== Stated task ==
Carry on the forum thread below about wizard power across editions, starting after its last post.

== Document excerpt ==
You win my day :smallbiggrin:


Take away the spellbook isn't that big issue for an high level wizard..and you know,the real real problems comes from them...

At lower level I fear a lot more Druids...

At any level,I fear more Artificier. Why play a blaster mage when exist artificiers?

Shadowdweller
2008-05-30, 02:46 AM
My two cents:

Wizards (and casters in general) in 3.5 are broken because WotC totally messed when they converted from 2nd edition.
In 2nd edition wizards were indoubtely powerful, but hhad some serious limitation, they needed a long time to recover their spells, they could not cast if they received any damage during a round, spells needed rare components or had some serious aftereffect and so on. When they created 3.e they not only give caster more powers (more spells, the ability to cast two spells in a round, easier magic item creations, etc) but they nerfed all the wizard limitations, too, a caster can recover all his spels in 8 hours, or even less, with concentration he can easily cast even while in melee, components are easily ignored, so easily that many masters just house rule them away, and spells were child-proofed (i.e Fly with built in magical parachute) etc. Of course to try to fix that they put out the Big Spells Nerf of 3.5 when many spells where redesigned so that in the end they would be useful only when in combat, if even, but that was not enough to do it

QFT.

Another one that hasn't been mentioned yet: Spells and weapons had initiative consequences. Weapons were generally faster (or maybe just particular weapons?), giving warrior-types an increased lethality and ability to disrupt spellcasting. Even so, IMX, casters were still quite playable. Part of the fun was trying to set up situations so as to get around these limitations.

Tempest Fennac
2008-05-30, 02:49 AM
I remember 1 person mentioning in a "Balancing Sorcerers" thread that Wizards needed Full Round actions to cast most spells in the 2nd Edition. That would be a good house rule for the 3.5 Edition.

== Records from a collection ==
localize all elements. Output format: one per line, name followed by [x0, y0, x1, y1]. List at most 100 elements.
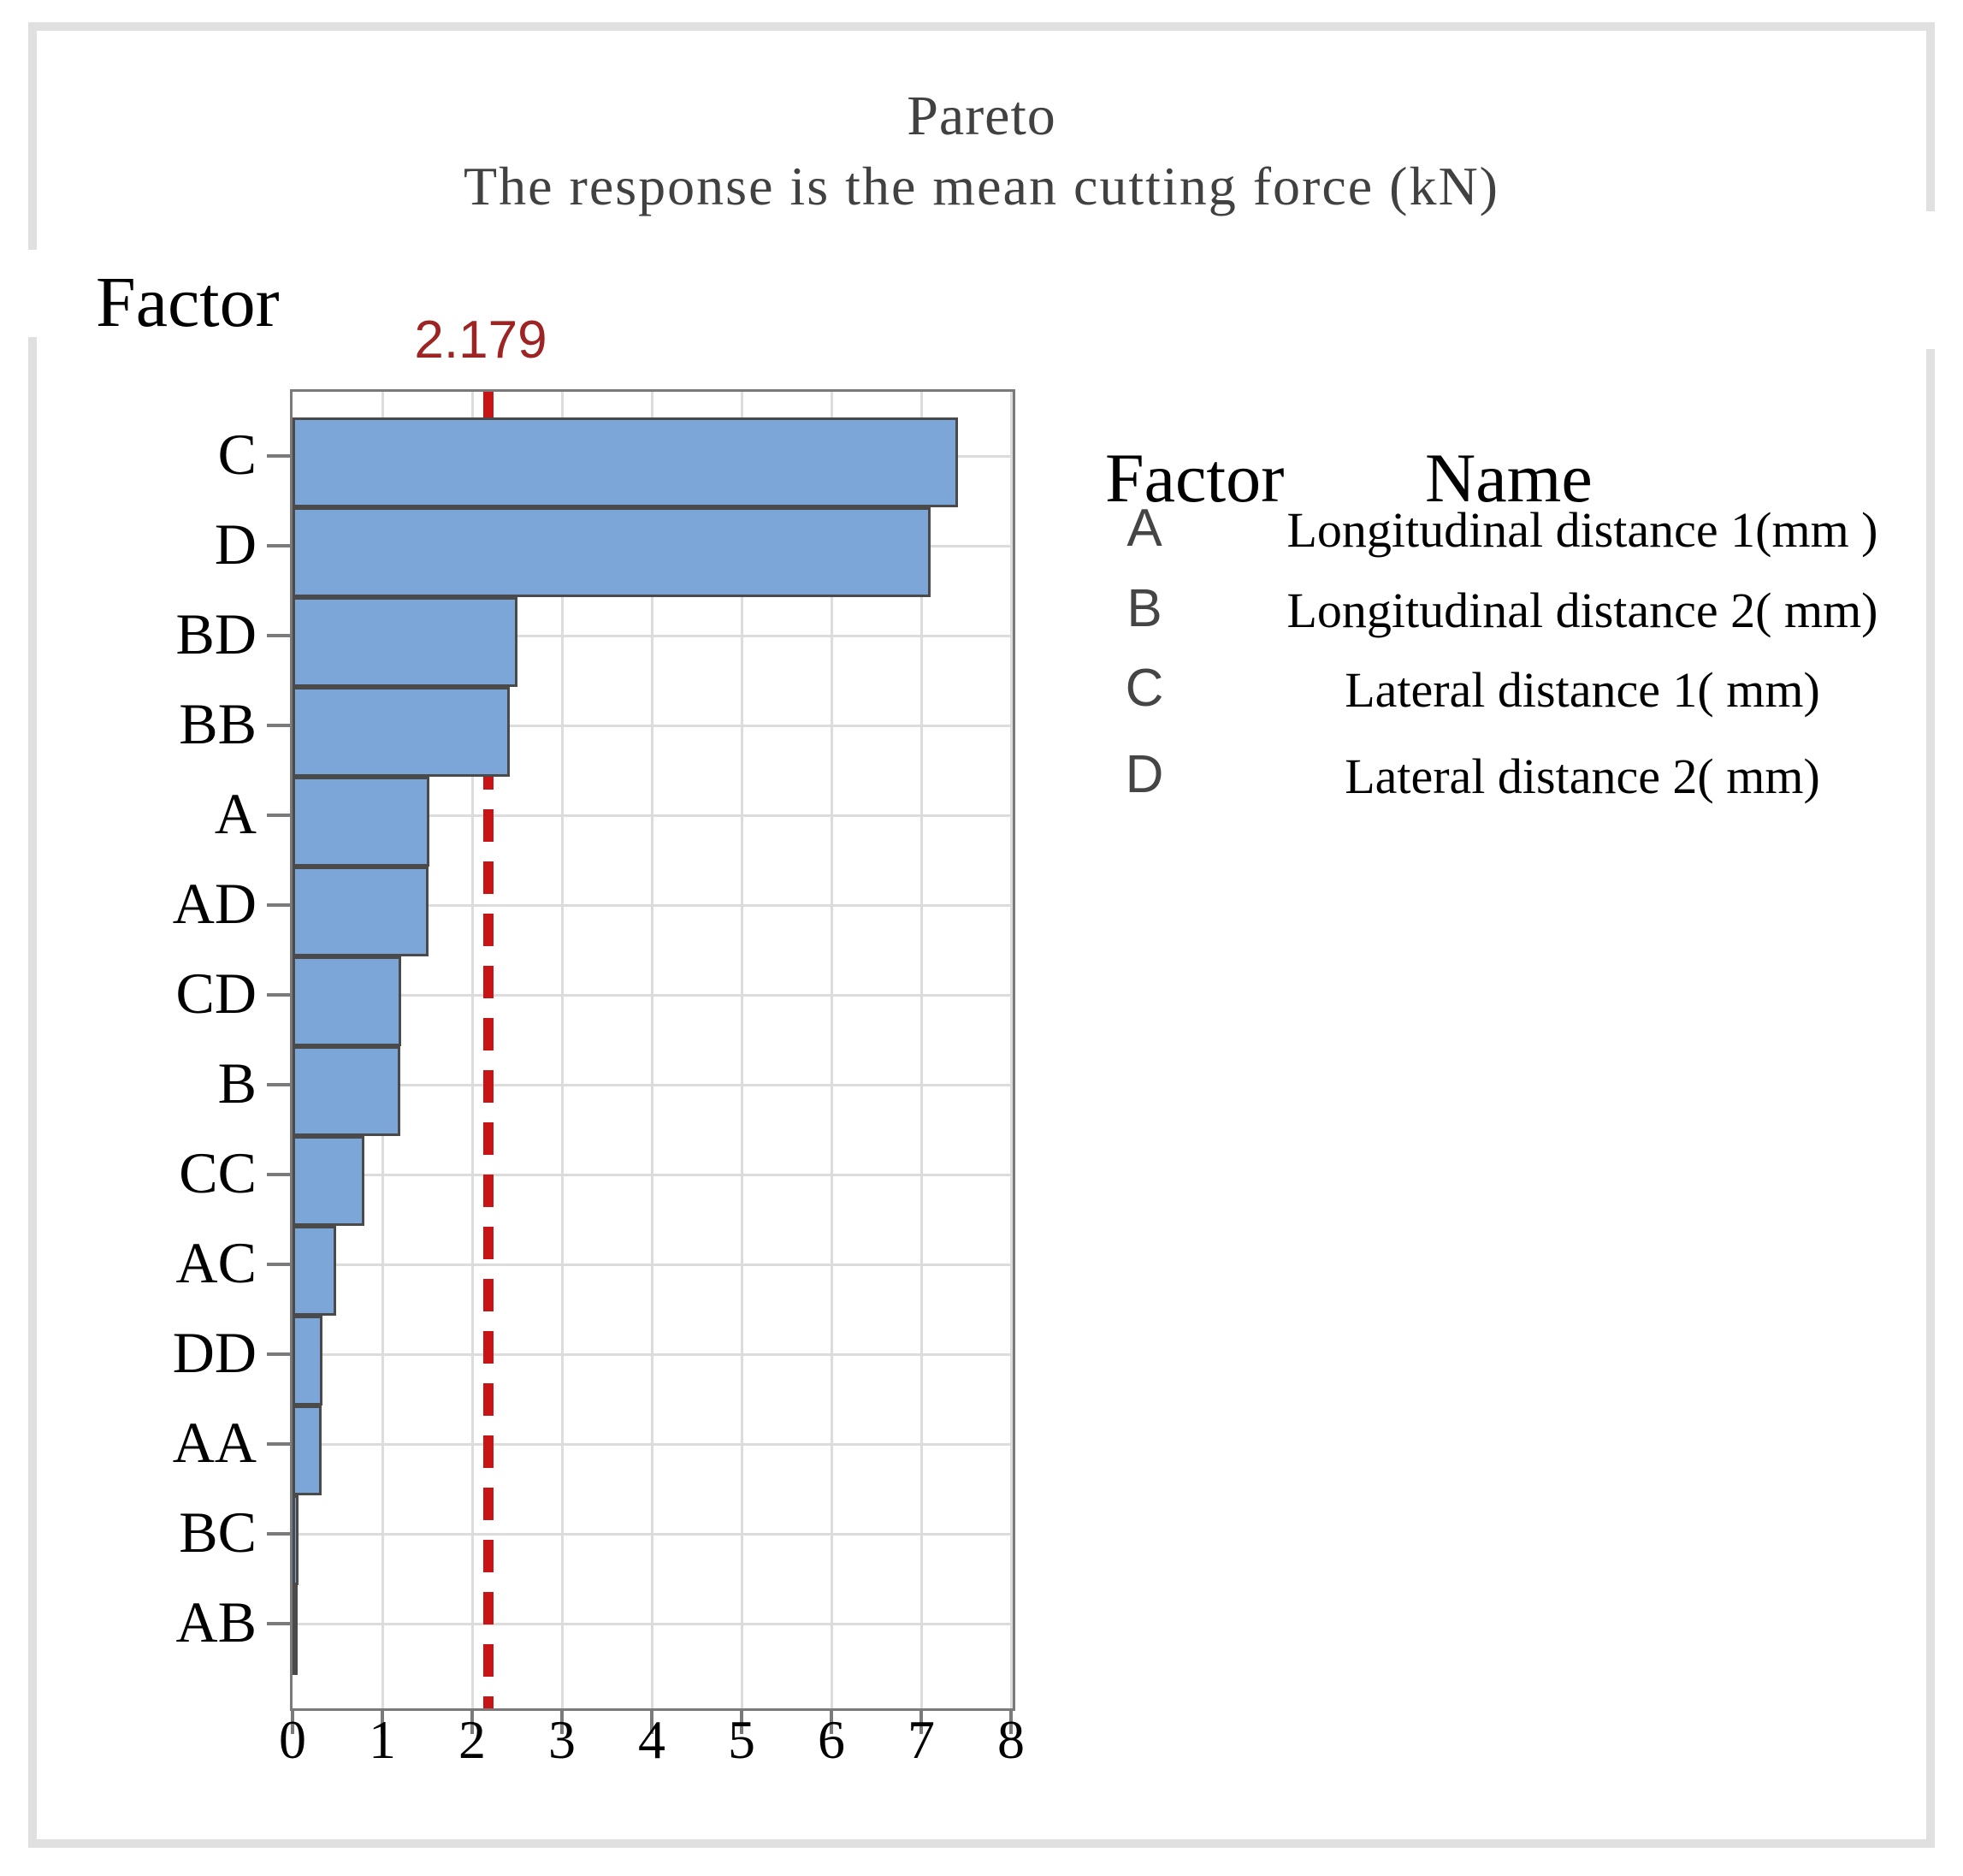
x-axis-tick: [650, 1708, 653, 1734]
frame-right-lower: [1926, 349, 1935, 1839]
legend-header-factor: Factor: [1105, 439, 1285, 517]
x-axis-label-2: 2: [458, 1709, 486, 1770]
x-axis-tick: [381, 1708, 384, 1734]
y-axis-label-AC: AC: [175, 1229, 257, 1295]
x-axis-label-8: 8: [997, 1709, 1025, 1770]
horizontal-gridline: [293, 903, 1013, 907]
legend-name-D: Lateral distance 2( mm): [1345, 749, 1820, 804]
y-axis-tick: [267, 992, 293, 997]
chart-title: Pareto: [907, 85, 1056, 147]
y-axis-label-CD: CD: [175, 960, 257, 1026]
x-axis-tick: [740, 1708, 743, 1734]
legend-name-A: Longitudinal distance 1(mm ): [1286, 502, 1878, 558]
x-axis-label-4: 4: [638, 1709, 665, 1770]
y-axis-tick: [267, 1172, 293, 1176]
horizontal-gridline: [293, 814, 1013, 817]
y-axis-label-AA: AA: [172, 1409, 257, 1475]
horizontal-gridline: [293, 1083, 1013, 1086]
vertical-gridline: [471, 392, 474, 1708]
x-axis-tick: [560, 1708, 564, 1734]
bar-CD: [293, 956, 401, 1046]
bar-AB: [293, 1585, 298, 1675]
x-axis-tick: [470, 1708, 474, 1734]
y-axis-label-BC: BC: [179, 1499, 257, 1565]
x-axis-tick: [1009, 1708, 1013, 1734]
y-axis-label-BB: BB: [179, 690, 257, 756]
y-axis-label-AB: AB: [175, 1589, 257, 1654]
bar-B: [293, 1046, 400, 1136]
bar-BD: [293, 597, 517, 687]
horizontal-gridline: [293, 724, 1013, 727]
y-axis-label-CC: CC: [179, 1139, 257, 1205]
y-axis-label-D: D: [214, 511, 257, 577]
y-axis-tick: [267, 453, 293, 458]
horizontal-gridline: [293, 1442, 1013, 1446]
y-axis-tick: [267, 723, 293, 727]
y-axis-tick: [267, 1082, 293, 1086]
y-axis-label-C: C: [217, 421, 257, 487]
legend-name-B: Longitudinal distance 2( mm): [1286, 583, 1878, 638]
y-axis-tick: [267, 1441, 293, 1446]
horizontal-gridline: [293, 1622, 1013, 1625]
y-axis-tick: [267, 1621, 293, 1625]
horizontal-gridline: [293, 1173, 1013, 1176]
frame-left-lower: [28, 337, 37, 1839]
y-axis-tick: [267, 1531, 293, 1536]
y-axis-label-AD: AD: [172, 870, 257, 936]
horizontal-gridline: [293, 1263, 1013, 1266]
x-axis-tick: [919, 1708, 923, 1734]
frame-left-upper: [28, 31, 37, 250]
bar-AC: [293, 1226, 336, 1316]
legend-factor-D: D: [1125, 745, 1164, 804]
x-axis-tick: [830, 1708, 833, 1734]
y-axis-label-DD: DD: [172, 1319, 257, 1385]
x-axis-label-6: 6: [818, 1709, 845, 1770]
frame-right-upper: [1926, 31, 1935, 211]
legend-factor-C: C: [1125, 659, 1164, 718]
legend-name-C: Lateral distance 1( mm): [1345, 662, 1820, 718]
y-axis-label-A: A: [214, 780, 257, 846]
vertical-gridline: [1010, 392, 1013, 1708]
bar-AD: [293, 867, 429, 956]
x-axis-label-5: 5: [728, 1709, 755, 1770]
y-axis-tick: [267, 1352, 293, 1356]
x-axis-label-1: 1: [369, 1709, 396, 1770]
bar-A: [293, 777, 429, 867]
horizontal-gridline: [293, 1532, 1013, 1536]
bar-DD: [293, 1316, 322, 1406]
reference-line-label: 2.179: [414, 311, 547, 370]
horizontal-gridline: [293, 1352, 1013, 1356]
legend-header-name: Name: [1425, 439, 1593, 517]
y-axis-title: Factor: [96, 263, 280, 342]
vertical-gridline: [651, 392, 653, 1708]
horizontal-gridline: [293, 634, 1013, 637]
vertical-gridline: [561, 392, 564, 1708]
vertical-gridline: [741, 392, 743, 1708]
x-axis-label-0: 0: [279, 1709, 306, 1770]
bar-D: [293, 507, 931, 597]
x-axis-label-3: 3: [548, 1709, 576, 1770]
horizontal-gridline: [293, 993, 1013, 997]
y-axis-tick: [267, 813, 293, 817]
bar-C: [293, 417, 958, 507]
legend-factor-A: A: [1126, 499, 1162, 558]
vertical-gridline: [920, 392, 923, 1708]
chart-subtitle: The response is the mean cutting force (…: [464, 156, 1499, 216]
bar-BB: [293, 687, 510, 777]
y-axis-label-BD: BD: [175, 601, 257, 666]
y-axis-label-B: B: [217, 1050, 257, 1116]
frame-top: [28, 22, 1935, 31]
y-axis-tick: [267, 543, 293, 547]
legend-factor-B: B: [1126, 579, 1162, 638]
y-axis-tick: [267, 1262, 293, 1266]
bar-AA: [293, 1406, 322, 1495]
x-axis-label-7: 7: [908, 1709, 935, 1770]
y-axis-tick: [267, 633, 293, 637]
plot-area: [290, 389, 1015, 1711]
x-axis-tick: [291, 1708, 294, 1734]
frame-bottom: [28, 1839, 1935, 1848]
y-axis-tick: [267, 902, 293, 907]
bar-BC: [293, 1495, 299, 1585]
bar-CC: [293, 1136, 364, 1226]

== The response ==
Shadowdweller
2008-05-30, 02:54 AM
Also, how much did Haste age you?

One year per casting, IIRC. Small enough to be usable occasionally, but large enough to where you didn't want to cast it three times per adventuring day.


I'd forgotten about system shock (that makes sense to a degree, but I don't personally like the idea, especially with Raise Dead spells due to how those spells are expensive anyway).
It's been quite a while, but I'm relatively certain that the component cost was a fair bit less in those days.


In regards to memorising spells, I'd have probably designed it so that it takes as long to memorise the spells as it does to decide which nes you're going to store (that's mainly because I'm impatient, and waiting ages would be annoying for the other characters).
Even where you wouldn't actually be waiting in real life? That said both 1e and 2e DID have plenty of minutiae that bogged down gameplay considerably.

Tempest Fennac
2008-05-30, 02:59 AM
Thanks for explaining (I see what you mean about Haste). I know you wouldn't be waiting in real life (I was thinking about the wasted in-game time because of how long it could take to memorise spells). I'll check the spell componant cost in a minute (I just remembered 1 website which could be useful here).

tyckspoon
2008-05-30, 03:06 AM
I remember 1 person mentioning in a "Balancing Sorcerers" thread that Wizards needed Full Round actions to cast most spells in the 2nd Edition. That would be a good house rule for the 3.5 Edition.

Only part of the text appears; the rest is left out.